Output each entry that follows exactly. Images stay out.

[Excerpt from a dataset]
— START —
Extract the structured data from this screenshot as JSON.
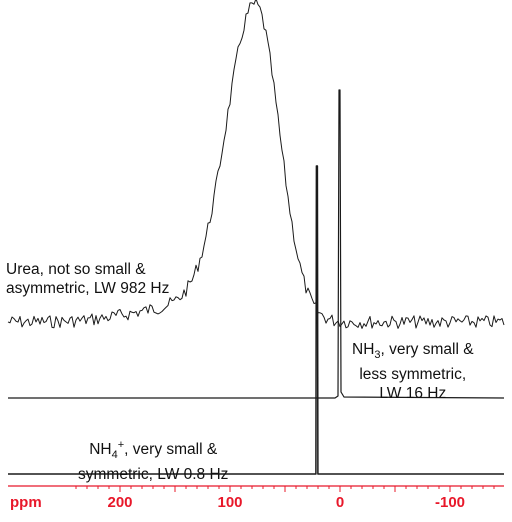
{
  "chart_data": {
    "type": "line",
    "xlabel": "ppm",
    "xlim": [
      240,
      -135
    ],
    "x_ticks": [
      "200",
      "100",
      "0",
      "-100"
    ],
    "series": [
      {
        "label_lines": [
          "Urea, not so small &",
          "asymmetric, LW 982 Hz"
        ],
        "peak_position": 77,
        "peak_note": "broad asymmetric peak with noisy baseline"
      },
      {
        "label_lines": [
          "NH3, very small &",
          "less symmetric,",
          "LW 16 Hz"
        ],
        "peak_position": 0
      },
      {
        "label_lines": [
          "NH4+, very small &",
          "symmetric, LW 0.8 Hz"
        ],
        "peak_position": 21
      }
    ],
    "colors": {
      "axis": "#e8182a",
      "trace": "#1a1a1a"
    }
  }
}
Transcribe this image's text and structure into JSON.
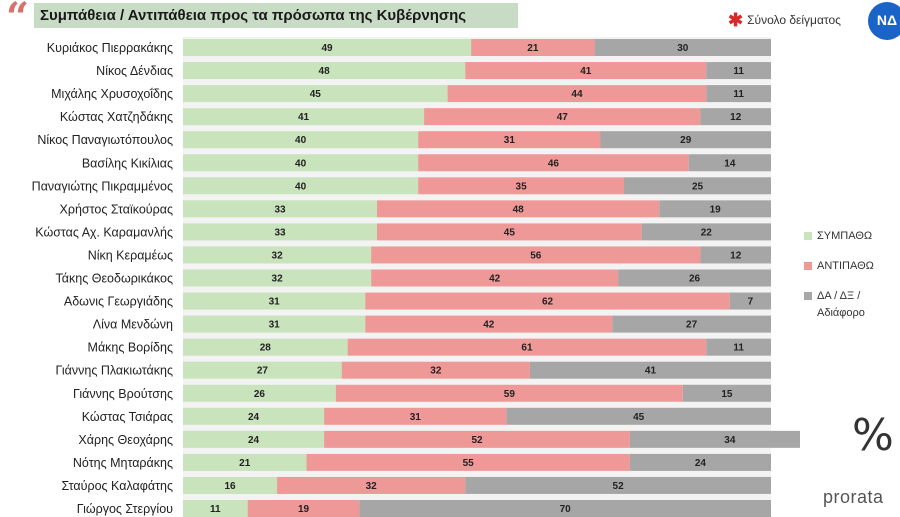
— END —
▸ **TASK RESPONSE**:
Extract the structured data from this screenshot as JSON.
{
  "chart_data": {
    "type": "line",
    "xlabel": "ppm",
    "xlim": [
      240,
      -135
    ],
    "x_ticks": [
      "200",
      "100",
      "0",
      "-100"
    ],
    "series": [
      {
        "label_lines": [
          "Urea, not so small &",
          "asymmetric, LW 982 Hz"
        ],
        "peak_position": 77,
        "peak_note": "broad asymmetric peak with noisy baseline"
      },
      {
        "label_lines": [
          "NH3, very small &",
          "less symmetric,",
          "LW 16 Hz"
        ],
        "peak_position": 0
      },
      {
        "label_lines": [
          "NH4+, very small &",
          "symmetric, LW 0.8 Hz"
        ],
        "peak_position": 21
      }
    ],
    "colors": {
      "axis": "#e8182a",
      "trace": "#1a1a1a"
    }
  }
}
Transcribe this image's text and structure into JSON.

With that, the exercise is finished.